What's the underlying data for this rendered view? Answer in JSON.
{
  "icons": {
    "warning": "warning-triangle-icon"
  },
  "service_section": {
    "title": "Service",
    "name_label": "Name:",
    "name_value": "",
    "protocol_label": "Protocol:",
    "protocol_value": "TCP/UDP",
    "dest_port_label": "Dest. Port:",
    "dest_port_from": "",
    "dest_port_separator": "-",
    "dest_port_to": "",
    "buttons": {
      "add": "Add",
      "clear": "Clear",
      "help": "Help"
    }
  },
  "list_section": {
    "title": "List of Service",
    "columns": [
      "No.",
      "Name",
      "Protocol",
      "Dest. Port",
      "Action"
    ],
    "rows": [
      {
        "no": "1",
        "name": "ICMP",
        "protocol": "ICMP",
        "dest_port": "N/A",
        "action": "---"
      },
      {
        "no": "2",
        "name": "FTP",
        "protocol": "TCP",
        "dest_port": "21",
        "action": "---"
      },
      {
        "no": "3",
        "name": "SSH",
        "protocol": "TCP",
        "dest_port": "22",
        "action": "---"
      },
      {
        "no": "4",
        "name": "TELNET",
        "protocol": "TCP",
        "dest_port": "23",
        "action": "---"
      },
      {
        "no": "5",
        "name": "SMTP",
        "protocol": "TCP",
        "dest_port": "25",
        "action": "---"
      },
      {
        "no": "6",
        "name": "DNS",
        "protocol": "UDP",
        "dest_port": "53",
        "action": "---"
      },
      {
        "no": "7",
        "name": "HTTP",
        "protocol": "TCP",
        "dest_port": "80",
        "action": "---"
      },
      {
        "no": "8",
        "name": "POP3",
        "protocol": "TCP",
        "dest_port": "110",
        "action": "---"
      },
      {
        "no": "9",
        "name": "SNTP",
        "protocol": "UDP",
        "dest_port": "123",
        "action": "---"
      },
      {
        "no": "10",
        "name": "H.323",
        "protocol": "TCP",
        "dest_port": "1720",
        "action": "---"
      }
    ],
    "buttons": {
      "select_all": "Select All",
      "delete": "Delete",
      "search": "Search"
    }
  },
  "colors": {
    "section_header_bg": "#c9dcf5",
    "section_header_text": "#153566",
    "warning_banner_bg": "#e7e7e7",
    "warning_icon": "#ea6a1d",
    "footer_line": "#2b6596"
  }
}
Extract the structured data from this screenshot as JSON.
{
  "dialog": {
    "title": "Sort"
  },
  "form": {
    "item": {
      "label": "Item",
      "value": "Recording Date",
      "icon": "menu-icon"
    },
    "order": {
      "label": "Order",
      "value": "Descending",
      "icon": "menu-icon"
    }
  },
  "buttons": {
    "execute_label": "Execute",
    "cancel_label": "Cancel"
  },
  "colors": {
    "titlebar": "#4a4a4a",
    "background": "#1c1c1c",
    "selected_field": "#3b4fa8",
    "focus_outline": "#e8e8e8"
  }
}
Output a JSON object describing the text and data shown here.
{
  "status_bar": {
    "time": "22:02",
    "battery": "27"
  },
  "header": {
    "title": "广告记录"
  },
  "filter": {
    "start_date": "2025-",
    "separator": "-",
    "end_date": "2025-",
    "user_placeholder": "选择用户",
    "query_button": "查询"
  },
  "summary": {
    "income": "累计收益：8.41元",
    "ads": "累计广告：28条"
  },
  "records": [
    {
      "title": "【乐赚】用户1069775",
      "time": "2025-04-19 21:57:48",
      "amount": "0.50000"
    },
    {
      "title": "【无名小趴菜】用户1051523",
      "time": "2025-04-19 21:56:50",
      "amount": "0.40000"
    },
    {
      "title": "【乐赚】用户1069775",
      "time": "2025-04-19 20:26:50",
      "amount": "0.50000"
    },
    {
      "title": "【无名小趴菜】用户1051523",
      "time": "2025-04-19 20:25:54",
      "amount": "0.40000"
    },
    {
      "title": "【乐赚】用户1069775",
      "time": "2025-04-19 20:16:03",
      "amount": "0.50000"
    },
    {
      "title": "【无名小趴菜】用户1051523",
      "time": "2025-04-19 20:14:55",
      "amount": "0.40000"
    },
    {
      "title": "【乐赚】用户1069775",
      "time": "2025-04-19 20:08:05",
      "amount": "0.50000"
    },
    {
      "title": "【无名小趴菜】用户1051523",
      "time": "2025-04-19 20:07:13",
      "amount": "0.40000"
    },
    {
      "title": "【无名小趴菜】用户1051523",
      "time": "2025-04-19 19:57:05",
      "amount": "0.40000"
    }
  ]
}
========
Repeat the preceding lines exactly, please, every one of them.

* TASK ANSWER:
What's the underlying data for this rendered view? Answer in JSON.
{
  "icons": {
    "warning": "warning-triangle-icon"
  },
  "service_section": {
    "title": "Service",
    "name_label": "Name:",
    "name_value": "",
    "protocol_label": "Protocol:",
    "protocol_value": "TCP/UDP",
    "dest_port_label": "Dest. Port:",
    "dest_port_from": "",
    "dest_port_separator": "-",
    "dest_port_to": "",
    "buttons": {
      "add": "Add",
      "clear": "Clear",
      "help": "Help"
    }
  },
  "list_section": {
    "title": "List of Service",
    "columns": [
      "No.",
      "Name",
      "Protocol",
      "Dest. Port",
      "Action"
    ],
    "rows": [
      {
        "no": "1",
        "name": "ICMP",
        "protocol": "ICMP",
        "dest_port": "N/A",
        "action": "---"
      },
      {
        "no": "2",
        "name": "FTP",
        "protocol": "TCP",
        "dest_port": "21",
        "action": "---"
      },
      {
        "no": "3",
        "name": "SSH",
        "protocol": "TCP",
        "dest_port": "22",
        "action": "---"
      },
      {
        "no": "4",
        "name": "TELNET",
        "protocol": "TCP",
        "dest_port": "23",
        "action": "---"
      },
      {
        "no": "5",
        "name": "SMTP",
        "protocol": "TCP",
        "dest_port": "25",
        "action": "---"
      },
      {
        "no": "6",
        "name": "DNS",
        "protocol": "UDP",
        "dest_port": "53",
        "action": "---"
      },
      {
        "no": "7",
        "name": "HTTP",
        "protocol": "TCP",
        "dest_port": "80",
        "action": "---"
      },
      {
        "no": "8",
        "name": "POP3",
        "protocol": "TCP",
        "dest_port": "110",
        "action": "---"
      },
      {
        "no": "9",
        "name": "SNTP",
        "protocol": "UDP",
        "dest_port": "123",
        "action": "---"
      },
      {
        "no": "10",
        "name": "H.323",
        "protocol": "TCP",
        "dest_port": "1720",
        "action": "---"
      }
    ],
    "buttons": {
      "select_all": "Select All",
      "delete": "Delete",
      "search": "Search"
    }
  },
  "colors": {
    "section_header_bg": "#c9dcf5",
    "section_header_text": "#153566",
    "warning_banner_bg": "#e7e7e7",
    "warning_icon": "#ea6a1d",
    "footer_line": "#2b6596"
  }
}
Extract the structured data from this screenshot as JSON.
{
  "dialog": {
    "title": "Sort"
  },
  "form": {
    "item": {
      "label": "Item",
      "value": "Recording Date",
      "icon": "menu-icon"
    },
    "order": {
      "label": "Order",
      "value": "Descending",
      "icon": "menu-icon"
    }
  },
  "buttons": {
    "execute_label": "Execute",
    "cancel_label": "Cancel"
  },
  "colors": {
    "titlebar": "#4a4a4a",
    "background": "#1c1c1c",
    "selected_field": "#3b4fa8",
    "focus_outline": "#e8e8e8"
  }
}
Output a JSON object describing the text and data shown here.
{
  "status_bar": {
    "time": "22:02",
    "battery": "27"
  },
  "header": {
    "title": "广告记录"
  },
  "filter": {
    "start_date": "2025-",
    "separator": "-",
    "end_date": "2025-",
    "user_placeholder": "选择用户",
    "query_button": "查询"
  },
  "summary": {
    "income": "累计收益：8.41元",
    "ads": "累计广告：28条"
  },
  "records": [
    {
      "title": "【乐赚】用户1069775",
      "time": "2025-04-19 21:57:48",
      "amount": "0.50000"
    },
    {
      "title": "【无名小趴菜】用户1051523",
      "time": "2025-04-19 21:56:50",
      "amount": "0.40000"
    },
    {
      "title": "【乐赚】用户1069775",
      "time": "2025-04-19 20:26:50",
      "amount": "0.50000"
    },
    {
      "title": "【无名小趴菜】用户1051523",
      "time": "2025-04-19 20:25:54",
      "amount": "0.40000"
    },
    {
      "title": "【乐赚】用户1069775",
      "time": "2025-04-19 20:16:03",
      "amount": "0.50000"
    },
    {
      "title": "【无名小趴菜】用户1051523",
      "time": "2025-04-19 20:14:55",
      "amount": "0.40000"
    },
    {
      "title": "【乐赚】用户1069775",
      "time": "2025-04-19 20:08:05",
      "amount": "0.50000"
    },
    {
      "title": "【无名小趴菜】用户1051523",
      "time": "2025-04-19 20:07:13",
      "amount": "0.40000"
    },
    {
      "title": "【无名小趴菜】用户1051523",
      "time": "2025-04-19 19:57:05",
      "amount": "0.40000"
    }
  ]
}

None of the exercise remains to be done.